(Records from a collection of figures)
········

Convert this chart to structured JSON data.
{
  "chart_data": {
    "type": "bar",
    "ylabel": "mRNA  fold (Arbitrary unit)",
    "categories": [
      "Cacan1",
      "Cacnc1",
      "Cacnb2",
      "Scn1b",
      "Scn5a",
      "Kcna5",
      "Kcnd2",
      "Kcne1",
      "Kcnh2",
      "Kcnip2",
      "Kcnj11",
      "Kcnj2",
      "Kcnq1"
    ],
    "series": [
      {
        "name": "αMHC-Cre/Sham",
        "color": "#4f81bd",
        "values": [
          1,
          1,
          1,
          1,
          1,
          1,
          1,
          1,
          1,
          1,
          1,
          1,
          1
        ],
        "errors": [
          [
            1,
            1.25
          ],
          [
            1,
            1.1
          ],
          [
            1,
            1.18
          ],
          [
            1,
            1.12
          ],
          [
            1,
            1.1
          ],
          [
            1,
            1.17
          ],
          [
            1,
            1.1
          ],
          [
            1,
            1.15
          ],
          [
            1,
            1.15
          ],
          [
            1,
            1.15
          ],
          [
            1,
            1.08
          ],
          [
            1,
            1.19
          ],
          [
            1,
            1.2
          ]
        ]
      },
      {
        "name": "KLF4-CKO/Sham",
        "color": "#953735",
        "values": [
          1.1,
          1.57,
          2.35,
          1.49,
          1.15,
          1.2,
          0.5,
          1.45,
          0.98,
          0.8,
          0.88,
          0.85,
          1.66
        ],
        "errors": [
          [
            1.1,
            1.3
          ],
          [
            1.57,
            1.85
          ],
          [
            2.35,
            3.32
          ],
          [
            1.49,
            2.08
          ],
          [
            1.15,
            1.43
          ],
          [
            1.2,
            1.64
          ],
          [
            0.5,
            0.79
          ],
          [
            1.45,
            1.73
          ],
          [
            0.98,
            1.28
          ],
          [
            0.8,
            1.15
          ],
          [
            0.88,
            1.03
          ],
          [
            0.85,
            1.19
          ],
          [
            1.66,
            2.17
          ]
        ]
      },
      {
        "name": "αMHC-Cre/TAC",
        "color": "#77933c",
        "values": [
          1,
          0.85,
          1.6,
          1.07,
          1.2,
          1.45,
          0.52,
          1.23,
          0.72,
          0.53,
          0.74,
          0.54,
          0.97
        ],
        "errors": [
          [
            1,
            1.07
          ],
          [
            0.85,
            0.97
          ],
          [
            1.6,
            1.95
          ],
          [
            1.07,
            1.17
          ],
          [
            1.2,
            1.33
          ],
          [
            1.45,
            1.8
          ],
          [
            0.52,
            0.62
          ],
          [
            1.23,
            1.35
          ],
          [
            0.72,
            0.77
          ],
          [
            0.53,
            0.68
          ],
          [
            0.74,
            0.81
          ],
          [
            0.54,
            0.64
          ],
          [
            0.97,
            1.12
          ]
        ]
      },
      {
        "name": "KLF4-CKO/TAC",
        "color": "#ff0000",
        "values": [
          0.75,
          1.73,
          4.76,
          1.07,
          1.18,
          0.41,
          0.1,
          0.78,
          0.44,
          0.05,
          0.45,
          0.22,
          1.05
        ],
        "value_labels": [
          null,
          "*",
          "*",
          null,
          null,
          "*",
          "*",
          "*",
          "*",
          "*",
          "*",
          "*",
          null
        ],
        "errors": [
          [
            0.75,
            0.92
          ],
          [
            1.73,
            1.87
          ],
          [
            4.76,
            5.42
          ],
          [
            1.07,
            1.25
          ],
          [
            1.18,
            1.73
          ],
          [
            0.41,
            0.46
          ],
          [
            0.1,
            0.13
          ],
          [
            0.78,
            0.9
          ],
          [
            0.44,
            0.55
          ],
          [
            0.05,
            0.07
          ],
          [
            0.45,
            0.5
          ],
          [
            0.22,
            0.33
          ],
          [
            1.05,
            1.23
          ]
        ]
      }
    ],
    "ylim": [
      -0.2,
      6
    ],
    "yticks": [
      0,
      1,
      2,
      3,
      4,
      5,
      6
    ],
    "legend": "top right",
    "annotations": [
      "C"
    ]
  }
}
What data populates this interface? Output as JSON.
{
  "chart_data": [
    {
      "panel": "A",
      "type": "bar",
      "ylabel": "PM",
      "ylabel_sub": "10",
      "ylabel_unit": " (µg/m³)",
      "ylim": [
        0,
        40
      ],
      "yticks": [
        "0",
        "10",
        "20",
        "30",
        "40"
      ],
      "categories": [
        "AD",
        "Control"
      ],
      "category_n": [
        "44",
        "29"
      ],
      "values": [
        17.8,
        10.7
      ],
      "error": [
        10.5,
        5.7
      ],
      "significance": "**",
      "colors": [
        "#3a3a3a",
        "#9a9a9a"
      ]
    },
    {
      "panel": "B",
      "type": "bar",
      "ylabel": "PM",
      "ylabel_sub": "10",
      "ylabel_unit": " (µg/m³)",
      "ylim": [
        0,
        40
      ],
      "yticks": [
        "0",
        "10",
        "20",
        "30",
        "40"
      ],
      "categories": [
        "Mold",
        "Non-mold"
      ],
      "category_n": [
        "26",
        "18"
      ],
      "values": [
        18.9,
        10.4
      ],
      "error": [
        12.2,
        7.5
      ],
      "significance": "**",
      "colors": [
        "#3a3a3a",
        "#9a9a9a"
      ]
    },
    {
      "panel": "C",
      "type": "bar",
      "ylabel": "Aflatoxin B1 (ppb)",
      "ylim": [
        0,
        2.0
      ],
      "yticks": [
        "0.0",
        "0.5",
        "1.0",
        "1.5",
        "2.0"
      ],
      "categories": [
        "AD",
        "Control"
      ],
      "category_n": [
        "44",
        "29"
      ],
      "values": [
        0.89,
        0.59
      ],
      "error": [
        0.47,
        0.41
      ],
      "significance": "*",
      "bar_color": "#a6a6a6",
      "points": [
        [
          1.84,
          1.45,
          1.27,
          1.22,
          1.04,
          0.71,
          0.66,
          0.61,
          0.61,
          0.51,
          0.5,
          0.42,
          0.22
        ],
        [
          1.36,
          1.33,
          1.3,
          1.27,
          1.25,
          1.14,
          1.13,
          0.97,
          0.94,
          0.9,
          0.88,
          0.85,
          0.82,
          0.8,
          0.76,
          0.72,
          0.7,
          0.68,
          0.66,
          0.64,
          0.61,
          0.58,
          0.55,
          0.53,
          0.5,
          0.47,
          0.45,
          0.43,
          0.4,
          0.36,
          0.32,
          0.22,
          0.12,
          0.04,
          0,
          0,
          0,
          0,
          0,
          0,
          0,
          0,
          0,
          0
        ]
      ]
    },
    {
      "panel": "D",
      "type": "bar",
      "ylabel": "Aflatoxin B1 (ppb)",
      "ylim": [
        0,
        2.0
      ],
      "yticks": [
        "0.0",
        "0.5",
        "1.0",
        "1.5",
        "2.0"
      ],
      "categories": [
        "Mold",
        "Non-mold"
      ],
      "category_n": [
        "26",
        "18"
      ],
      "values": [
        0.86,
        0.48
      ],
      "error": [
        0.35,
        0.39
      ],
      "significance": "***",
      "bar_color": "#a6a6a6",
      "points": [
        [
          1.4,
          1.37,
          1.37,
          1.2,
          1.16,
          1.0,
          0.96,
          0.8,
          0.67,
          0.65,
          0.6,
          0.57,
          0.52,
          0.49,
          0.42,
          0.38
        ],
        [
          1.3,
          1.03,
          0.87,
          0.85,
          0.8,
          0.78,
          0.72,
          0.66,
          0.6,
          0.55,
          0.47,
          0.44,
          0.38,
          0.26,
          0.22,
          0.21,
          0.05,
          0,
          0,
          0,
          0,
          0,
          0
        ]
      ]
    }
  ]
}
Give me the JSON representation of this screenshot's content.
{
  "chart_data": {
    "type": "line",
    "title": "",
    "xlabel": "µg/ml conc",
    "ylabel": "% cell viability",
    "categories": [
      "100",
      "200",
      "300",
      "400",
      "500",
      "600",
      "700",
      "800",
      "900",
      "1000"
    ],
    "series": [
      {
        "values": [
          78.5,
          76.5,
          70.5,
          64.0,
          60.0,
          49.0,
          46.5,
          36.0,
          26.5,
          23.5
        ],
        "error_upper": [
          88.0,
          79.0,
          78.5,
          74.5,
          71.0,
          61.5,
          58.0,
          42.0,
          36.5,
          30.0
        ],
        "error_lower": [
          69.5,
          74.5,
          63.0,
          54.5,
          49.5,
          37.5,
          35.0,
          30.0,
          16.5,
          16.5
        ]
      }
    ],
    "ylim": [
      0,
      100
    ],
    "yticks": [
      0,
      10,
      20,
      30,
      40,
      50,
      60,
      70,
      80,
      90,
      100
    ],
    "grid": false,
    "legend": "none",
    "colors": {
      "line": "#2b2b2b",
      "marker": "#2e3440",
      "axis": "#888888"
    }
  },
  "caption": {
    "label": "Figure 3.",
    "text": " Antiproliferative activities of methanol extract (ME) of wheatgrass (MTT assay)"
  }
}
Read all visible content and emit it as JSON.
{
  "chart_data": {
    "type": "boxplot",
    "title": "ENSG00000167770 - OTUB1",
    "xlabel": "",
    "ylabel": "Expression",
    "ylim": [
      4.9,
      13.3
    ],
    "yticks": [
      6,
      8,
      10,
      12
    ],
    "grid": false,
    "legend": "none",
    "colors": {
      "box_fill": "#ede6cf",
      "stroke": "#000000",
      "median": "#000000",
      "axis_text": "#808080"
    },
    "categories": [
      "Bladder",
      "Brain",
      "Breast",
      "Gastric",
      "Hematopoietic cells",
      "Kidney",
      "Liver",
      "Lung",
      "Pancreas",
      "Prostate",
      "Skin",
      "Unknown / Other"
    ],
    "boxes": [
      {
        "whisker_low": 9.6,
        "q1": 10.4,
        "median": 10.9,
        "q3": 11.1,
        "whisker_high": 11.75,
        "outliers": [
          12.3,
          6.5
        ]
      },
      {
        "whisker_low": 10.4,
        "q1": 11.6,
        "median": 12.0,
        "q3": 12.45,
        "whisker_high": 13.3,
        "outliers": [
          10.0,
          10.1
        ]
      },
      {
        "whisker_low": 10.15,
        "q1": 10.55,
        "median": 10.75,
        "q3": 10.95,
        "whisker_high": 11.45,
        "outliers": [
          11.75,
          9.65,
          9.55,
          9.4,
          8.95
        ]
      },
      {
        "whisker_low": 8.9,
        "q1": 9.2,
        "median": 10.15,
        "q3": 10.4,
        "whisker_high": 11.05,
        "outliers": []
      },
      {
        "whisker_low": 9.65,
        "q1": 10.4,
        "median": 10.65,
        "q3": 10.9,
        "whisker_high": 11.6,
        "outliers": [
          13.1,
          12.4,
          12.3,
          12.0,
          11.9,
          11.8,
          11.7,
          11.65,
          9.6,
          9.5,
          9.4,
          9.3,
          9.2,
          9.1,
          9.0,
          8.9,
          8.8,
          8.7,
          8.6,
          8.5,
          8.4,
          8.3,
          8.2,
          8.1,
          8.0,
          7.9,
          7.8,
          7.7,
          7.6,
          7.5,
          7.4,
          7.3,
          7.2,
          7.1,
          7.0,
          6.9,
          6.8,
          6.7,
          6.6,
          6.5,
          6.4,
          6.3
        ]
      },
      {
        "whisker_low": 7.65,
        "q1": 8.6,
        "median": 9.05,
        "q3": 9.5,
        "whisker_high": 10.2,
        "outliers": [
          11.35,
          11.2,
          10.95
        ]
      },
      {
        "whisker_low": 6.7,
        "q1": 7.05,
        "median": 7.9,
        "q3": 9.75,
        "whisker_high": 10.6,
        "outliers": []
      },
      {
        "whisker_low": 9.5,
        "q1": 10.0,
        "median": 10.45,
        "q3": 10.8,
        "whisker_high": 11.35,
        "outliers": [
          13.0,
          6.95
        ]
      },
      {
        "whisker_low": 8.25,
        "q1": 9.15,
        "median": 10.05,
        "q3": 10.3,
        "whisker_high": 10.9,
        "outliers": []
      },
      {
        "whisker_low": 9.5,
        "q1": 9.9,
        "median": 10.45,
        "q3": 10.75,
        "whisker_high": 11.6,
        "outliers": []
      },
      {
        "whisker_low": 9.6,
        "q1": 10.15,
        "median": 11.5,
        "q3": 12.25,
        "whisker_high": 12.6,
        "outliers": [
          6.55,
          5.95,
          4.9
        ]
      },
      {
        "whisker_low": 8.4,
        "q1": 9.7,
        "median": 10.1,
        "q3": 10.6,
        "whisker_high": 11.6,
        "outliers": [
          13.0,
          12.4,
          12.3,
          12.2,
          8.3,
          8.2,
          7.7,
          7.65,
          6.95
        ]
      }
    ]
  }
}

········

(WHAT IS BEING ASKED) Which lines in the data above hold the string "name"? Return each of them.

(THE ANSWER)
        "name": "αMHC-Cre/Sham",
        "name": "KLF4-CKO/Sham",
        "name": "αMHC-Cre/TAC",
        "name": "KLF4-CKO/TAC",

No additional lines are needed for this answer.